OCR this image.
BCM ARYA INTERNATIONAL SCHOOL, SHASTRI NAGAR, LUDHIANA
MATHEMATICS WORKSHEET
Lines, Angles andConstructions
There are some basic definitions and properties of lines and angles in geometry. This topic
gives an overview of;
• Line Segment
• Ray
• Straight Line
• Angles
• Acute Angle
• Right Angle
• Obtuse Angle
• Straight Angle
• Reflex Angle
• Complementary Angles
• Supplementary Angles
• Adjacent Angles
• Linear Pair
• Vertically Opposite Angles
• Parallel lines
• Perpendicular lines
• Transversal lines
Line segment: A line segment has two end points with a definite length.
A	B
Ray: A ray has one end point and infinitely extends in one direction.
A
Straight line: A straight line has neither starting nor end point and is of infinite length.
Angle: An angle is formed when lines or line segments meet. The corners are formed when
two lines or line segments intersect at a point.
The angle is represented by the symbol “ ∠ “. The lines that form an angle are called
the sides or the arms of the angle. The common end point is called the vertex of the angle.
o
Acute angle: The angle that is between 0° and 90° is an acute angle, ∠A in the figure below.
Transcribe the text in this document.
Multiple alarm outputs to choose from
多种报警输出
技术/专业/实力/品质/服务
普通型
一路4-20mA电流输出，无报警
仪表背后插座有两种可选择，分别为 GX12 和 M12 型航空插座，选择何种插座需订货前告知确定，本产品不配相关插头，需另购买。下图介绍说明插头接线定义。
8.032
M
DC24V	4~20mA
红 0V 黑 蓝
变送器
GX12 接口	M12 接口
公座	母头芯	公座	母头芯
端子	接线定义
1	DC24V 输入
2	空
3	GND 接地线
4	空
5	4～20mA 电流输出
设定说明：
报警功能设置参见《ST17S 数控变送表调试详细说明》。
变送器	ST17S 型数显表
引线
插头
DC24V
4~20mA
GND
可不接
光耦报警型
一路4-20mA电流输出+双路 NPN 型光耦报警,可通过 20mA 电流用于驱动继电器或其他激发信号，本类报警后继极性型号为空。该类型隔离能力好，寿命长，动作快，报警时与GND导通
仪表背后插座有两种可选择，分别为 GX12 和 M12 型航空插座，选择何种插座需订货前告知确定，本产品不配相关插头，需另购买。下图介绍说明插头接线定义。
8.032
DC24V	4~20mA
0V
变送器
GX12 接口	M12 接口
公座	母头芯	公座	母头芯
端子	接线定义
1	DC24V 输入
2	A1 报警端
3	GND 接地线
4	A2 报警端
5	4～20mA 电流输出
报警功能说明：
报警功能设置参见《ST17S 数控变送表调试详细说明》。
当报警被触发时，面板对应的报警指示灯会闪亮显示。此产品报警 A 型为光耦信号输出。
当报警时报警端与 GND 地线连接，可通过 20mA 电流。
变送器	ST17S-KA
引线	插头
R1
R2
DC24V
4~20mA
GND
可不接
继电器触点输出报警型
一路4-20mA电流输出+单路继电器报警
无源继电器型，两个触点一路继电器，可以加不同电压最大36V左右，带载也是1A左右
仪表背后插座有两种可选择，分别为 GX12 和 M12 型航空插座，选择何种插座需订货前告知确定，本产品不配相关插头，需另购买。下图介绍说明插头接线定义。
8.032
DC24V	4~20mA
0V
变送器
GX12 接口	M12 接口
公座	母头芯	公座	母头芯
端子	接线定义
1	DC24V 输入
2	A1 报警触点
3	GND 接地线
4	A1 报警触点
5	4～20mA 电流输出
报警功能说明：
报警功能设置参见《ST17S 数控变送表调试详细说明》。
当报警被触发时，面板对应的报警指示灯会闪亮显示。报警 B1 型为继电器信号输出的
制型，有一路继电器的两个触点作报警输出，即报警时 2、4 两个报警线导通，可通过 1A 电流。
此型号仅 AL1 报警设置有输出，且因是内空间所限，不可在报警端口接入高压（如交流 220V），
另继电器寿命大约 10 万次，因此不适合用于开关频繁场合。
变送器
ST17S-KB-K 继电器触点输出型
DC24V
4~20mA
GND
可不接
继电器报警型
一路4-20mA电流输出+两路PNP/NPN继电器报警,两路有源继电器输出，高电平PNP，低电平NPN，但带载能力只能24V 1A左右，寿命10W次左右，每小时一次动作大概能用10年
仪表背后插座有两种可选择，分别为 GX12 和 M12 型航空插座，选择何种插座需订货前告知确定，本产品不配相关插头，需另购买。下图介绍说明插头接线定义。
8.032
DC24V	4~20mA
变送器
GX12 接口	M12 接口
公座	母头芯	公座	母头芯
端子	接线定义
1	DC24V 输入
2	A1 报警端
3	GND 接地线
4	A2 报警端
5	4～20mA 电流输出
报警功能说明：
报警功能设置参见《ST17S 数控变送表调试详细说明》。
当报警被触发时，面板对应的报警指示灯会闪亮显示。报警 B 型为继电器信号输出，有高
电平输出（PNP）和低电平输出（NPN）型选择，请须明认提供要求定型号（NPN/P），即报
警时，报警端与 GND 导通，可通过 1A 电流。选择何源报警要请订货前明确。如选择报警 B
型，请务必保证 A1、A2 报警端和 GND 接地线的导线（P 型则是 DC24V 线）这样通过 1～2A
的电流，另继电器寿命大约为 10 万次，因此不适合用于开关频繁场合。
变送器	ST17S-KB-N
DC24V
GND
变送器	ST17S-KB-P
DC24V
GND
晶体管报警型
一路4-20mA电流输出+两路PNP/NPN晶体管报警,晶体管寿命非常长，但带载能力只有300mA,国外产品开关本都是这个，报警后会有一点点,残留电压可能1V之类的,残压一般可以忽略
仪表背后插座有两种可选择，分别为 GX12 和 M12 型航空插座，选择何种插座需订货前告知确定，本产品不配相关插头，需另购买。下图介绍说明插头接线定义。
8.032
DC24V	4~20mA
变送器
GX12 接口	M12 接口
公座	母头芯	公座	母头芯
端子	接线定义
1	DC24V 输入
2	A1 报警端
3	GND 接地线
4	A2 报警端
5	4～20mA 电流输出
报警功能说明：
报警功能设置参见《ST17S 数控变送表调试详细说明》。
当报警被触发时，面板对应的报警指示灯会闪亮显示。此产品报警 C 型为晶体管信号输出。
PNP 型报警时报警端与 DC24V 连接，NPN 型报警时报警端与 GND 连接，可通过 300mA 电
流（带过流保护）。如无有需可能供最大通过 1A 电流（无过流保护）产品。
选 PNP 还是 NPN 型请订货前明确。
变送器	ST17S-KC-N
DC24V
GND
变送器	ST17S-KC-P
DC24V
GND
☆ ☆ ☆ ☆
Where a line in the material above holds "因此不适合用于开关频繁场合", copy that line.

另继电器寿命大约 10 万次，因此不适合用于开关频繁场合。
的电流，另继电器寿命大约为 10 万次，因此不适合用于开关频繁场合。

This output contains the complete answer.